_Supplied entries_.

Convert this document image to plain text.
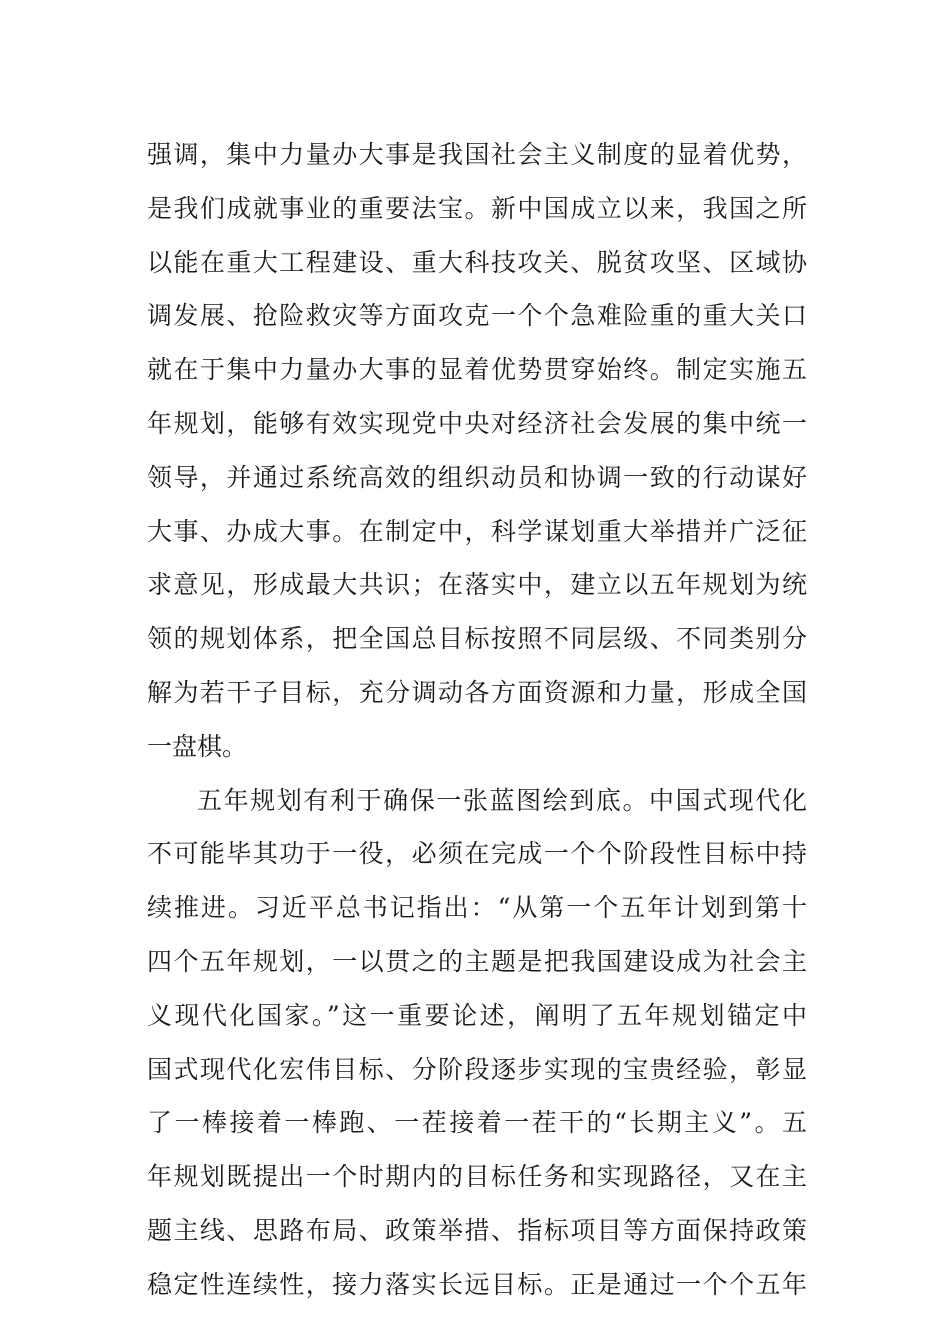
强调，集中力量办大事是我国社会主义制度的显着优势，
是我们成就事业的重要法宝。新中国成立以来，我国之所
以能在重大工程建设、重大科技攻关、脱贫攻坚、区域协
调发展、抢险救灾等方面攻克一个个急难险重的重大关口
就在于集中力量办大事的显着优势贯穿始终。制定实施五
年规划，能够有效实现党中央对经济社会发展的集中统一
领导，并通过系统高效的组织动员和协调一致的行动谋好
大事、办成大事。在制定中，科学谋划重大举措并广泛征
求意见，形成最大共识；在落实中，建立以五年规划为统
领的规划体系，把全国总目标按照不同层级、不同类别分
解为若干子目标，充分调动各方面资源和力量，形成全国
一盘棋。
五年规划有利于确保一张蓝图绘到底。中国式现代化
不可能毕其功于一役，必须在完成一个个阶段性目标中持
续推进。习近平总书记指出：“从第一个五年计划到第十
四个五年规划，一以贯之的主题是把我国建设成为社会主
义现代化国家。”这一重要论述，阐明了五年规划锚定中
国式现代化宏伟目标、分阶段逐步实现的宝贵经验，彰显
了一棒接着一棒跑、一茬接着一茬干的“长期主义”。五
年规划既提出一个时期内的目标任务和实现路径，又在主
题主线、思路布局、政策举措、指标项目等方面保持政策
稳定性连续性，接力落实长远目标。正是通过一个个五年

_Aim_. Pictures don't belong in the copy. Restate all the entries exactly.

_Task result_.
Convert this document image to plain text.
强调，集中力量办大事是我国社会主义制度的显着优势，
是我们成就事业的重要法宝。新中国成立以来，我国之所
以能在重大工程建设、重大科技攻关、脱贫攻坚、区域协
调发展、抢险救灾等方面攻克一个个急难险重的重大关口
就在于集中力量办大事的显着优势贯穿始终。制定实施五
年规划，能够有效实现党中央对经济社会发展的集中统一
领导，并通过系统高效的组织动员和协调一致的行动谋好
大事、办成大事。在制定中，科学谋划重大举措并广泛征
求意见，形成最大共识；在落实中，建立以五年规划为统
领的规划体系，把全国总目标按照不同层级、不同类别分
解为若干子目标，充分调动各方面资源和力量，形成全国
一盘棋。
五年规划有利于确保一张蓝图绘到底。中国式现代化
不可能毕其功于一役，必须在完成一个个阶段性目标中持
续推进。习近平总书记指出：“从第一个五年计划到第十
四个五年规划，一以贯之的主题是把我国建设成为社会主
义现代化国家。”这一重要论述，阐明了五年规划锚定中
国式现代化宏伟目标、分阶段逐步实现的宝贵经验，彰显
了一棒接着一棒跑、一茬接着一茬干的“长期主义”。五
年规划既提出一个时期内的目标任务和实现路径，又在主
题主线、思路布局、政策举措、指标项目等方面保持政策
稳定性连续性，接力落实长远目标。正是通过一个个五年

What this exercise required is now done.